WRITTEN PROBLEM: Output the full listing below exactly as it reads, and skip anything that is a picture.

RECORDS:
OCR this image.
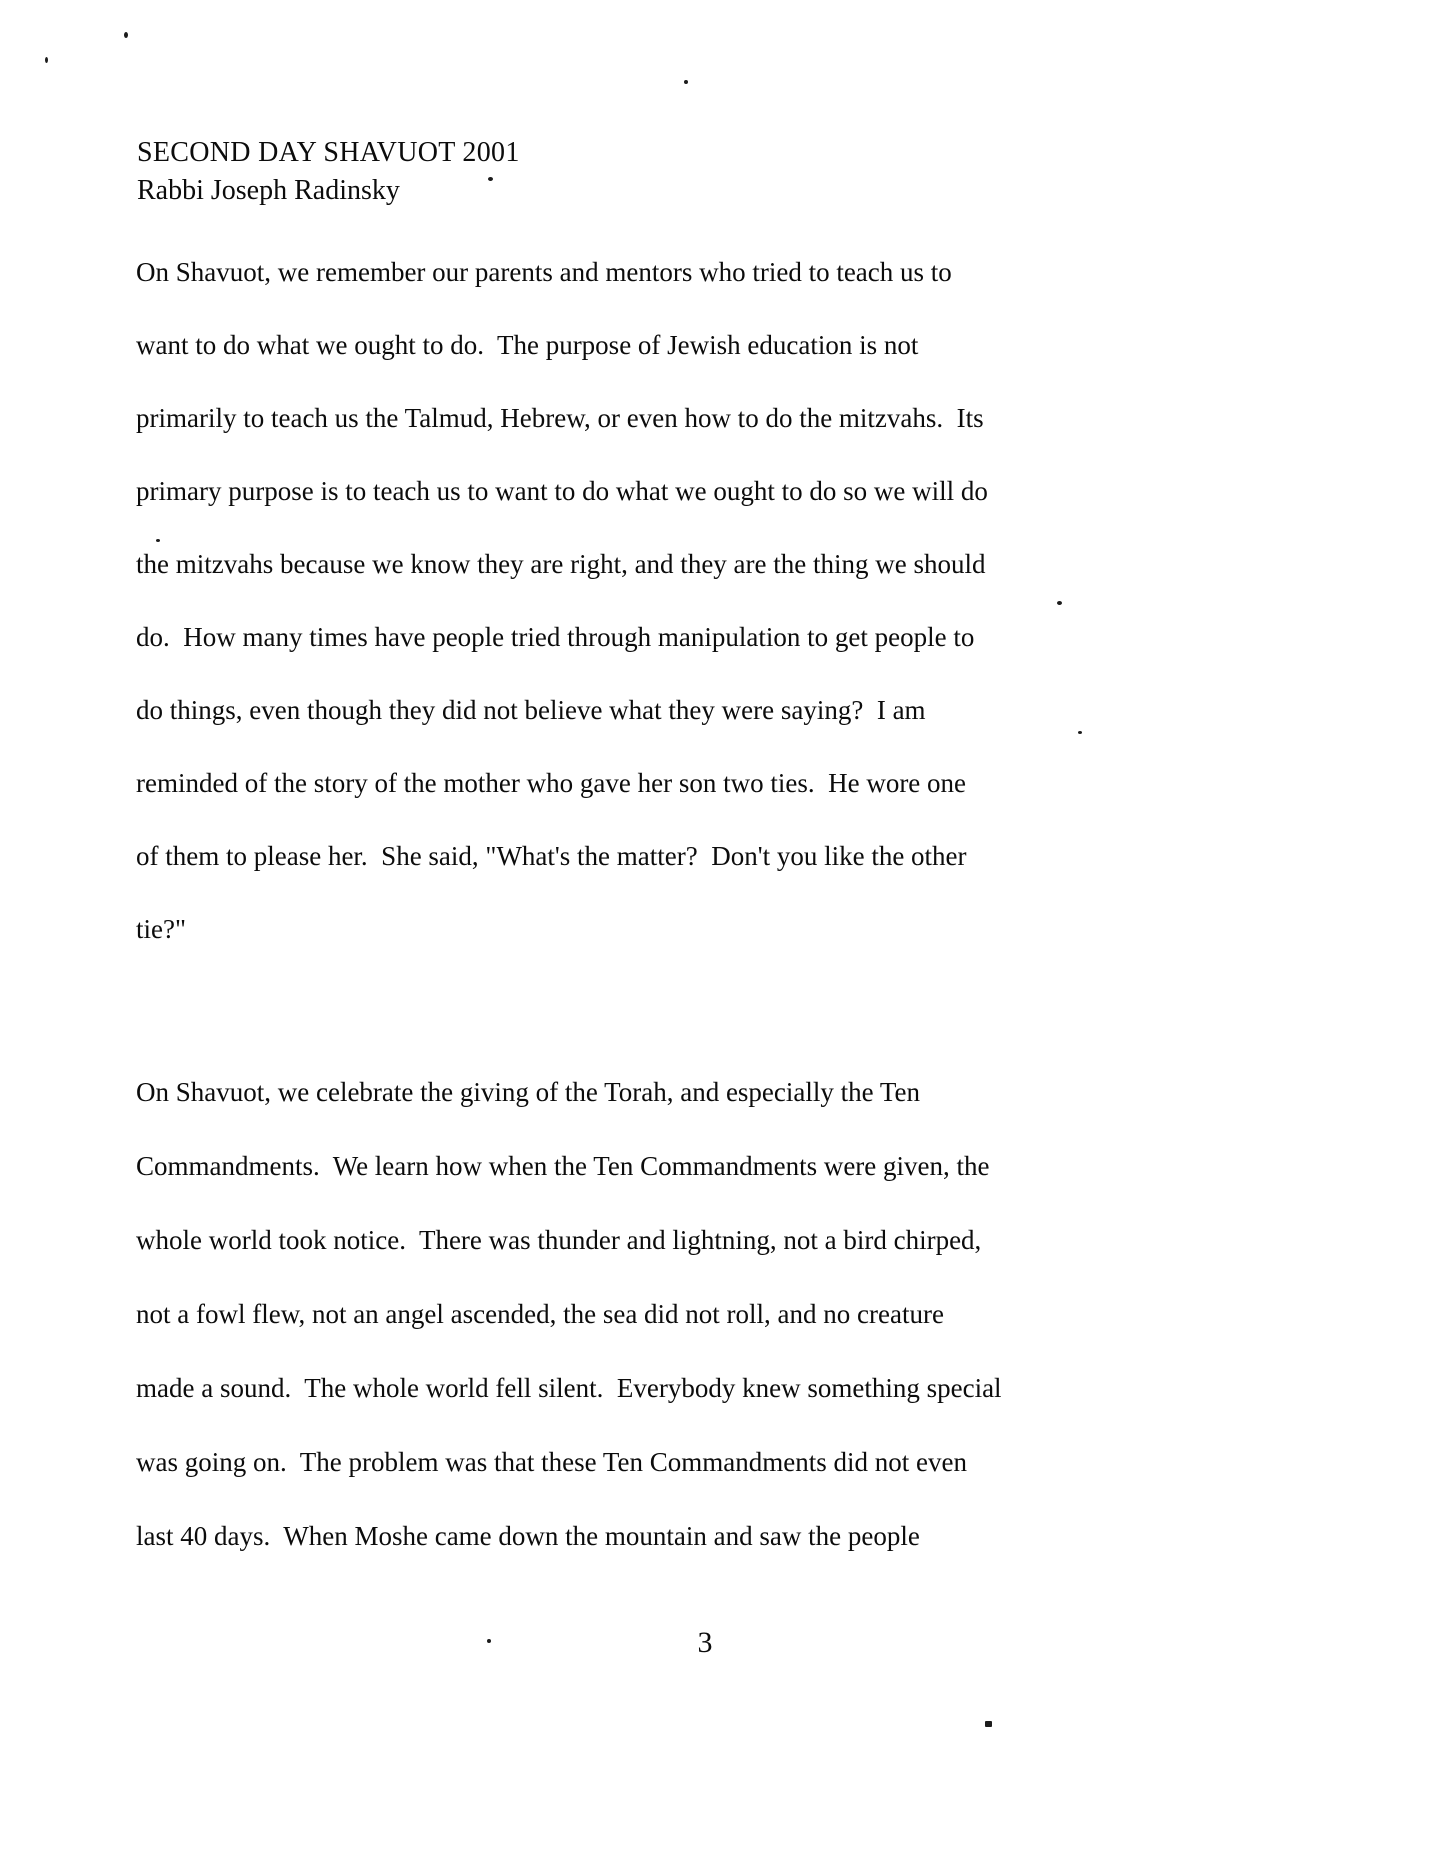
SECOND DAY SHAVUOT 2001
Rabbi Joseph Radinsky
On Shavuot, we remember our parents and mentors who tried to teach us to
want to do what we ought to do.  The purpose of Jewish education is not
primarily to teach us the Talmud, Hebrew, or even how to do the mitzvahs.  Its
primary purpose is to teach us to want to do what we ought to do so we will do
the mitzvahs because we know they are right, and they are the thing we should
do.  How many times have people tried through manipulation to get people to
do things, even though they did not believe what they were saying?  I am
reminded of the story of the mother who gave her son two ties.  He wore one
of them to please her.  She said, "What's the matter?  Don't you like the other
tie?"
On Shavuot, we celebrate the giving of the Torah, and especially the Ten
Commandments.  We learn how when the Ten Commandments were given, the
whole world took notice.  There was thunder and lightning, not a bird chirped,
not a fowl flew, not an angel ascended, the sea did not roll, and no creature
made a sound.  The whole world fell silent.  Everybody knew something special
was going on.  The problem was that these Ten Commandments did not even
last 40 days.  When Moshe came down the mountain and saw the people
3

RESULT OF THIS EXERCISE:
OCR this image.
SECOND DAY SHAVUOT 2001
Rabbi Joseph Radinsky
On Shavuot, we remember our parents and mentors who tried to teach us to
want to do what we ought to do.  The purpose of Jewish education is not
primarily to teach us the Talmud, Hebrew, or even how to do the mitzvahs.  Its
primary purpose is to teach us to want to do what we ought to do so we will do
the mitzvahs because we know they are right, and they are the thing we should
do.  How many times have people tried through manipulation to get people to
do things, even though they did not believe what they were saying?  I am
reminded of the story of the mother who gave her son two ties.  He wore one
of them to please her.  She said, "What's the matter?  Don't you like the other
tie?"
On Shavuot, we celebrate the giving of the Torah, and especially the Ten
Commandments.  We learn how when the Ten Commandments were given, the
whole world took notice.  There was thunder and lightning, not a bird chirped,
not a fowl flew, not an angel ascended, the sea did not roll, and no creature
made a sound.  The whole world fell silent.  Everybody knew something special
was going on.  The problem was that these Ten Commandments did not even
last 40 days.  When Moshe came down the mountain and saw the people
3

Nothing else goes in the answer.